## Task objective
Comb the records below for the string "isso" and copy each line where it turns up.

## Records provided
******************************

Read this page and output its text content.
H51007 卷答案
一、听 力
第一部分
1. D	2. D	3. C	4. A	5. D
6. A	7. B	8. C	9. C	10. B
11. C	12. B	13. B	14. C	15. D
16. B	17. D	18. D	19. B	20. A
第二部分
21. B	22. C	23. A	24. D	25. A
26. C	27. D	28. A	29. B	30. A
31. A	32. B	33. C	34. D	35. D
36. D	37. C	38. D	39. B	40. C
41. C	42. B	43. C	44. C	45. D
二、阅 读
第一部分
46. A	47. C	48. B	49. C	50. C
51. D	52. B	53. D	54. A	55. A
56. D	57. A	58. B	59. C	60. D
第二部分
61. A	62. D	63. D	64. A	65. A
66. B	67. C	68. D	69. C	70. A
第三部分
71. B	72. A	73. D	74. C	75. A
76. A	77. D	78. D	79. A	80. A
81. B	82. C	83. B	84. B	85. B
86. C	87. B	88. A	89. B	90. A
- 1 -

******************************

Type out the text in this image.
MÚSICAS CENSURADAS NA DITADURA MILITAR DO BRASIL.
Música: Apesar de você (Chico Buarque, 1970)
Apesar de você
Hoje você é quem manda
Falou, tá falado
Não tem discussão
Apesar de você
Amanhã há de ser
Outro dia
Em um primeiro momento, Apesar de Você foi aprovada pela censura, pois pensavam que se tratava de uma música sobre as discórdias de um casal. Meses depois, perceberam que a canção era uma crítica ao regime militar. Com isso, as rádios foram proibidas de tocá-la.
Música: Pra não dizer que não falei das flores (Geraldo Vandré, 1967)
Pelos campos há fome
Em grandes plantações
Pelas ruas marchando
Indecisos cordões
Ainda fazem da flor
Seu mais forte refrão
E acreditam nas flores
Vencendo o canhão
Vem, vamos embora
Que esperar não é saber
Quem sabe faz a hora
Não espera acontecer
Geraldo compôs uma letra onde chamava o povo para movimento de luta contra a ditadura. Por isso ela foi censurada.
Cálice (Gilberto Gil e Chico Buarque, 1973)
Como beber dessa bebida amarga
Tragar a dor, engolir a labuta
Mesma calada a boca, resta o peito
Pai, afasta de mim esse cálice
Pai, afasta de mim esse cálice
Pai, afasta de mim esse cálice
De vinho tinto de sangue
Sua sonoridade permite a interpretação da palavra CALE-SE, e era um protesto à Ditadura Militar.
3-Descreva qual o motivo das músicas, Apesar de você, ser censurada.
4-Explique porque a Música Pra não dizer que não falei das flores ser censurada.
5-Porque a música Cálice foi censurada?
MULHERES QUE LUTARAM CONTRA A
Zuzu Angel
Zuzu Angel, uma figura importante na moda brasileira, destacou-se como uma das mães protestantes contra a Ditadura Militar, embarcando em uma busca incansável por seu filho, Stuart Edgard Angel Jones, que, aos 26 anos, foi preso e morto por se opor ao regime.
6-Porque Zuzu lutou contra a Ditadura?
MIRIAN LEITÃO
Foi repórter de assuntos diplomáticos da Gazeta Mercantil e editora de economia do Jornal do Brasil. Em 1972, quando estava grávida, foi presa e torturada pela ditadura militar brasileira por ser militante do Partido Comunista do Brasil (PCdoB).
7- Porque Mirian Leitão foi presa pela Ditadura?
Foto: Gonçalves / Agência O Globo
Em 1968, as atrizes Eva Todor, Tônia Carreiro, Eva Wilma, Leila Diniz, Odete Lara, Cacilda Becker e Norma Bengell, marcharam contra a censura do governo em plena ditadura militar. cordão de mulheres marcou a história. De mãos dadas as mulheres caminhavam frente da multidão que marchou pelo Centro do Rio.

******************************

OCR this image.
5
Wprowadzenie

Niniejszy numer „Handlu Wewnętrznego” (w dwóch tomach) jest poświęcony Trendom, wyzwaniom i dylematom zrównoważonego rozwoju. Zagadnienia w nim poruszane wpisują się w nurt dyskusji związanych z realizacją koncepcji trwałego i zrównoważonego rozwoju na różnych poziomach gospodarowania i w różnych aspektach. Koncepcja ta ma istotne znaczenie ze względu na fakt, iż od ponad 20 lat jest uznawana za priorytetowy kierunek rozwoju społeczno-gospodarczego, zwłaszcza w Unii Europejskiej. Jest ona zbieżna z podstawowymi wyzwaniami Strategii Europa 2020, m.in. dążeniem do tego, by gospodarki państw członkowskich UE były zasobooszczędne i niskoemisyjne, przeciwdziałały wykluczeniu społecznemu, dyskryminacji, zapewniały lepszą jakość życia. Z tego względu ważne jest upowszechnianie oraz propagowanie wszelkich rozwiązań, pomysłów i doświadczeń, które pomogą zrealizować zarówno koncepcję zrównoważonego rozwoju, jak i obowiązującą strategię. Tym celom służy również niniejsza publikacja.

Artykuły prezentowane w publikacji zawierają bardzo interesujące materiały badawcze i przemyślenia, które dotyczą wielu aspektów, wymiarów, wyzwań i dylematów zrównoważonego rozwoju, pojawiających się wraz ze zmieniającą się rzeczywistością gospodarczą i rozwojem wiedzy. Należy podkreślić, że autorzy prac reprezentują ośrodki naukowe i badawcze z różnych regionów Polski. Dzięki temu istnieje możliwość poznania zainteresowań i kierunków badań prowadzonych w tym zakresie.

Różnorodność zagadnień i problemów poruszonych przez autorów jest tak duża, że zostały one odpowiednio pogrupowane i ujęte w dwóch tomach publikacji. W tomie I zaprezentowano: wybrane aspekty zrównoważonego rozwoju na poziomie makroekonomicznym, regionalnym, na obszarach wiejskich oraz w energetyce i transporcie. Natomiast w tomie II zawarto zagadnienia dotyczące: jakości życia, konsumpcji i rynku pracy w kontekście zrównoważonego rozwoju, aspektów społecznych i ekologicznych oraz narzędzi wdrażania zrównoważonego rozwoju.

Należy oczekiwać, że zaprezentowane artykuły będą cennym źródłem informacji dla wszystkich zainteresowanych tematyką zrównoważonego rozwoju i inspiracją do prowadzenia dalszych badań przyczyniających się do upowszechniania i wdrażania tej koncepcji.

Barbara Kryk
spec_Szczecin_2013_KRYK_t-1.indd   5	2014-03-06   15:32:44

******************************

## Expected answer
Em um primeiro momento, Apesar de Você foi aprovada pela censura, pois pensavam que se tratava de uma música sobre as discórdias de um casal. Meses depois, perceberam que a canção era uma crítica ao regime militar. Com isso, as rádios foram proibidas de tocá-la.
Geraldo compôs uma letra onde chamava o povo para movimento de luta contra a ditadura. Por isso ela foi censurada.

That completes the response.